**Task to complete:** Check each line of the listing for the word "ويوسف" and give only the number of lines that have it.

**Entries:**
Start
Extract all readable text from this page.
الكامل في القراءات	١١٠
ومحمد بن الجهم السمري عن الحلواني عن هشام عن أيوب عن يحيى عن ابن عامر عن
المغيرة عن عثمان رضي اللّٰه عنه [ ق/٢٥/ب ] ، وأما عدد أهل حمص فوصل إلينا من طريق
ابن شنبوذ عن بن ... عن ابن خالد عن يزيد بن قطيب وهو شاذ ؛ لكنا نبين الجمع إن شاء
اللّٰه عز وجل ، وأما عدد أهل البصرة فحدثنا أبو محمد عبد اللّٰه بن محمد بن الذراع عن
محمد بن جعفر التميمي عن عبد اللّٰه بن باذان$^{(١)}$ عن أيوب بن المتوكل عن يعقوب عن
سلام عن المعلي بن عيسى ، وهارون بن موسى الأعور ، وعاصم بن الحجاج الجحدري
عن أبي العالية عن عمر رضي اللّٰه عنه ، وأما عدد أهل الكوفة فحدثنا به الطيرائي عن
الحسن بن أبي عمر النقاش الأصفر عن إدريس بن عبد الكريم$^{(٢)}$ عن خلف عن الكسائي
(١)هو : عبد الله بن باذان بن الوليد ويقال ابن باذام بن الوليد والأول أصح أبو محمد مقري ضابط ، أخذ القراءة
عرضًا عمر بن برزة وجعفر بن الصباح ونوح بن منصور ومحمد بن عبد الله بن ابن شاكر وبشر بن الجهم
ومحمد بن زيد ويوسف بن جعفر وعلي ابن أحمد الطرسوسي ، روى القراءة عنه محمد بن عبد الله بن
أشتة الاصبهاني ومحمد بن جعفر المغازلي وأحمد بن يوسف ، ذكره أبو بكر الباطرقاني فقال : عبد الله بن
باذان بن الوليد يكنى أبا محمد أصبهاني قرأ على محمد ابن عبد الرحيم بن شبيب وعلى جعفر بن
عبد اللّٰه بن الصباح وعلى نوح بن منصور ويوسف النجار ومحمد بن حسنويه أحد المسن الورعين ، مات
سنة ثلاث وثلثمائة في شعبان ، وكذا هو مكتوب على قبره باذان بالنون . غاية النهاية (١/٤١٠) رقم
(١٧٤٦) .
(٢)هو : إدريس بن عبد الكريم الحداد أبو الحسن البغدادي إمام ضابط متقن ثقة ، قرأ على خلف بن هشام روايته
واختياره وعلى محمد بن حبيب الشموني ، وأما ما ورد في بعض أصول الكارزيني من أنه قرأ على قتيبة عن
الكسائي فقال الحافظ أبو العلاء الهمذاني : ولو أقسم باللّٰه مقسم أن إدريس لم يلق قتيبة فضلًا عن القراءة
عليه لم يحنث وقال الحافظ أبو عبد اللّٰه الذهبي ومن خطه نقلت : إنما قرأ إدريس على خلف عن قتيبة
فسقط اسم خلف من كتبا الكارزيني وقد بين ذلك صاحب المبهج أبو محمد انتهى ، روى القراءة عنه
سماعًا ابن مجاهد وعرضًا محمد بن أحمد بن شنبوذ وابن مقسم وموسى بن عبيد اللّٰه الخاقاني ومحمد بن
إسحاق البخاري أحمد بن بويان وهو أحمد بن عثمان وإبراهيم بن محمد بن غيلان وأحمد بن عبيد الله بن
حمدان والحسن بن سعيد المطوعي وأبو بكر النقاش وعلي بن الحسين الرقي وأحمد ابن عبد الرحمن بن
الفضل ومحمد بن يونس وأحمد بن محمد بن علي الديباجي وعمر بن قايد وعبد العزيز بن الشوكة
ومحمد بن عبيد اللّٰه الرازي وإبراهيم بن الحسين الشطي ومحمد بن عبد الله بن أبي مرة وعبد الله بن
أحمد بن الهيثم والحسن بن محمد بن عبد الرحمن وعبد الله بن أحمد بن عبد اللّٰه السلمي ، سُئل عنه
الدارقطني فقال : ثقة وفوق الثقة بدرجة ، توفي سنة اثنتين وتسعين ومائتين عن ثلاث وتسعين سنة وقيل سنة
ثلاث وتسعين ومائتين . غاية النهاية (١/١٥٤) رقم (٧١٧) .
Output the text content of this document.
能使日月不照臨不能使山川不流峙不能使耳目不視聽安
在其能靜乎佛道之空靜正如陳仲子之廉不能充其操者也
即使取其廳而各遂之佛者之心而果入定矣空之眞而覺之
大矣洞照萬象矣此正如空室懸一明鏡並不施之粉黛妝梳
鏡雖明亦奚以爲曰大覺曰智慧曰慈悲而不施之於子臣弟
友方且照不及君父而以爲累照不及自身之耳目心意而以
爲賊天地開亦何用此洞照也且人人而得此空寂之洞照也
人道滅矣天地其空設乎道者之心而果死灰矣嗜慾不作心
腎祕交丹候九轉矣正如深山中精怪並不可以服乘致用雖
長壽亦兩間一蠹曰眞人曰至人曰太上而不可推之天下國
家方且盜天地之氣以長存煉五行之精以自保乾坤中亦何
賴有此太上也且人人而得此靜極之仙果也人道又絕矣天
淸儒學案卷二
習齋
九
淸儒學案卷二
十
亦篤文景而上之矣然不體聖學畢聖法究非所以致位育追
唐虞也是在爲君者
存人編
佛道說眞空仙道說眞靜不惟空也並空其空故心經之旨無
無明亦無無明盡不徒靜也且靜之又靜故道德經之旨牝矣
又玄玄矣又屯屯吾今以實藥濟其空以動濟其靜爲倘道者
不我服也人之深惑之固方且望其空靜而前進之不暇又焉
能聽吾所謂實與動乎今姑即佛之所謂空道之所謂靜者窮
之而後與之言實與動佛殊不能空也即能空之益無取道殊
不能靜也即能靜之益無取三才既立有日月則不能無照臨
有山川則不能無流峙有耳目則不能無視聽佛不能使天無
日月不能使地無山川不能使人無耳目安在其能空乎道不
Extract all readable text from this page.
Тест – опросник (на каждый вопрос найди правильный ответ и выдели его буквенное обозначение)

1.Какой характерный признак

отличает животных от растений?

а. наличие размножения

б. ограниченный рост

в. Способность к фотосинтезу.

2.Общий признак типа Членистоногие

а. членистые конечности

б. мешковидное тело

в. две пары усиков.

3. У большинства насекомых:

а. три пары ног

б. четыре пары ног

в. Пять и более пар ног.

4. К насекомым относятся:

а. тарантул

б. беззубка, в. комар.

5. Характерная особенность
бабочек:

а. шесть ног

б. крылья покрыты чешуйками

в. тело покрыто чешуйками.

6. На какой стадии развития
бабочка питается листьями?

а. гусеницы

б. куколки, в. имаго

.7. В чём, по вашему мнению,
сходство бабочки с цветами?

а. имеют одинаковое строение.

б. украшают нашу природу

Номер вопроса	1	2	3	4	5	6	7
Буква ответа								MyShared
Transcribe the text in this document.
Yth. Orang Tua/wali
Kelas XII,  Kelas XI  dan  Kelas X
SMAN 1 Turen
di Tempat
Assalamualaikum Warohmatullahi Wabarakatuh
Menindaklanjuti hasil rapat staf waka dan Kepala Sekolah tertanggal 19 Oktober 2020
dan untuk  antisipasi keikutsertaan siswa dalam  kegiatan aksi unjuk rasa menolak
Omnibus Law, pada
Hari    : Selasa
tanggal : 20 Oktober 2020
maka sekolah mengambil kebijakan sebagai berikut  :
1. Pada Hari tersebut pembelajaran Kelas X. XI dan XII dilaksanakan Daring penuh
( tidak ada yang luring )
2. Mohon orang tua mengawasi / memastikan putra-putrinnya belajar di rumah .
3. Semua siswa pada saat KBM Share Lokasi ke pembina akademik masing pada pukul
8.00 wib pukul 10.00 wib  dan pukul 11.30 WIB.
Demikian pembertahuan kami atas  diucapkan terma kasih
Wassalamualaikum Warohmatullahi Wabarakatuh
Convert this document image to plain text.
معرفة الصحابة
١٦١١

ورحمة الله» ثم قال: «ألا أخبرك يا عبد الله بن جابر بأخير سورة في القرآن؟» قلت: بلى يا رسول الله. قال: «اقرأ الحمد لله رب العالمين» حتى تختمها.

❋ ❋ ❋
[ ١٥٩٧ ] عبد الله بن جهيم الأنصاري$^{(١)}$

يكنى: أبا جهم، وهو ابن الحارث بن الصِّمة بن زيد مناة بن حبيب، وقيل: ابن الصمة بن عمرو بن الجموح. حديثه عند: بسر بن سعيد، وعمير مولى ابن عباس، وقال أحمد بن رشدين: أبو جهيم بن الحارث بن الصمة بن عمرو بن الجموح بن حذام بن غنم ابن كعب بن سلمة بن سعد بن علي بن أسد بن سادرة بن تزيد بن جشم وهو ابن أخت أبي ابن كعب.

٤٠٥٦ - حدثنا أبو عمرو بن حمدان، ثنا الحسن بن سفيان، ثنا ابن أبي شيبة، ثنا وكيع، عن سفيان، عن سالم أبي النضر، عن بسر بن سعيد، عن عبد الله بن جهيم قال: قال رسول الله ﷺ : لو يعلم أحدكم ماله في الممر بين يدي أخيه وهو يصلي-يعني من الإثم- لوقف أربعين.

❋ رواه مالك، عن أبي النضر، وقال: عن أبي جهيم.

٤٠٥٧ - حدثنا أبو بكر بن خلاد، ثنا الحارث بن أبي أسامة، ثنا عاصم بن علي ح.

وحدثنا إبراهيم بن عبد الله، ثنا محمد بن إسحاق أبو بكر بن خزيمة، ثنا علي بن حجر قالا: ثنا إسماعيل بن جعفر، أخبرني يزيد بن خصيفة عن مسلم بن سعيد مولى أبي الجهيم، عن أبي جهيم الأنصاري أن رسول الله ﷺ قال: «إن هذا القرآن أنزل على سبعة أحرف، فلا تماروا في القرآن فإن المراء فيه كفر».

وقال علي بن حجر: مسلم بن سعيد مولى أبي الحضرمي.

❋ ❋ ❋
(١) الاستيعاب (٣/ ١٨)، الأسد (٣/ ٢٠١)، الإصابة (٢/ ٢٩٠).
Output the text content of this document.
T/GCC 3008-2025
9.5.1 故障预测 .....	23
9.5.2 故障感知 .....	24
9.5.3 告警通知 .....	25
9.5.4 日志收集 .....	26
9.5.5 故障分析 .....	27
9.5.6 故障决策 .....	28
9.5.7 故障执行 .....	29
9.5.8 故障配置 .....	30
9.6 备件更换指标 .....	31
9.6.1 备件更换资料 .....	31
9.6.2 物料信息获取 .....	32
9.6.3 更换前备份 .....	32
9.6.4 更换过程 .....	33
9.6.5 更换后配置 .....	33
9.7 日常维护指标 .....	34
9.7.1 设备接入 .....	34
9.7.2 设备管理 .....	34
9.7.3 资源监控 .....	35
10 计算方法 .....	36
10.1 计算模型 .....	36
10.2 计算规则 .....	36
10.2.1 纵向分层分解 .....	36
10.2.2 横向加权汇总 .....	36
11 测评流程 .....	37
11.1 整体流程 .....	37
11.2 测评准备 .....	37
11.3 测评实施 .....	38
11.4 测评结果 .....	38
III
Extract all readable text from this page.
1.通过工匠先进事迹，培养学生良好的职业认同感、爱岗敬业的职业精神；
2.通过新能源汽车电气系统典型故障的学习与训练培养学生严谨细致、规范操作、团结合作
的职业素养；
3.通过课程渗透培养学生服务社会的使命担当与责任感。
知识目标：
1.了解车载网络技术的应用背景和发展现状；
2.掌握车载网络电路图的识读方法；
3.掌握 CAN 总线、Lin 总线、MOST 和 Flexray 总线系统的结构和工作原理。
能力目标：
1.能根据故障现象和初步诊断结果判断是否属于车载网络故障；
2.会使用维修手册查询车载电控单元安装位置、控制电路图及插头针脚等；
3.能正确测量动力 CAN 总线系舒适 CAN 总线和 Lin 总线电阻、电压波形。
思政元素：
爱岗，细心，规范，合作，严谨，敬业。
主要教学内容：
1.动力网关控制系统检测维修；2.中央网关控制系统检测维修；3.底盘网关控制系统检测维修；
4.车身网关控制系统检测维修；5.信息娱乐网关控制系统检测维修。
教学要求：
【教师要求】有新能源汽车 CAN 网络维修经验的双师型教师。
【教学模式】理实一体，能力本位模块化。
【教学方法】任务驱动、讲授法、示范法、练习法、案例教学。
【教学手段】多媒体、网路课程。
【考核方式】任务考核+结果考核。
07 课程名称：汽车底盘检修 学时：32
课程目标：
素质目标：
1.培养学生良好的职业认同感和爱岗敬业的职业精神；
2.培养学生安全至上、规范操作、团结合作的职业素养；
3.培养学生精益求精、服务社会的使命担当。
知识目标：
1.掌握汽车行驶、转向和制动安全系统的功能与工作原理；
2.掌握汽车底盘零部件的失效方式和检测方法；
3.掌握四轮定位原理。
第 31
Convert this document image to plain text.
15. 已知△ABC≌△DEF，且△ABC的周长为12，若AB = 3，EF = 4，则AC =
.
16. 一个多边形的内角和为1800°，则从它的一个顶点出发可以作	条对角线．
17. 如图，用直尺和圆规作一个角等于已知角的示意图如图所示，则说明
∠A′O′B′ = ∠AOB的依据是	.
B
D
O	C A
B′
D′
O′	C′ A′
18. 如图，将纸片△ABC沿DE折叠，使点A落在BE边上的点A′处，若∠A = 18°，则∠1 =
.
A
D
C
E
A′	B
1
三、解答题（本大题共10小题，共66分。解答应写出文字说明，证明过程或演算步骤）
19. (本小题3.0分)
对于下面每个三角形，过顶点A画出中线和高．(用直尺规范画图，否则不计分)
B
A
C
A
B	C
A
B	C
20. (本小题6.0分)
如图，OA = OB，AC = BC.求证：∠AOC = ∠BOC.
End
**Response to this task:** 2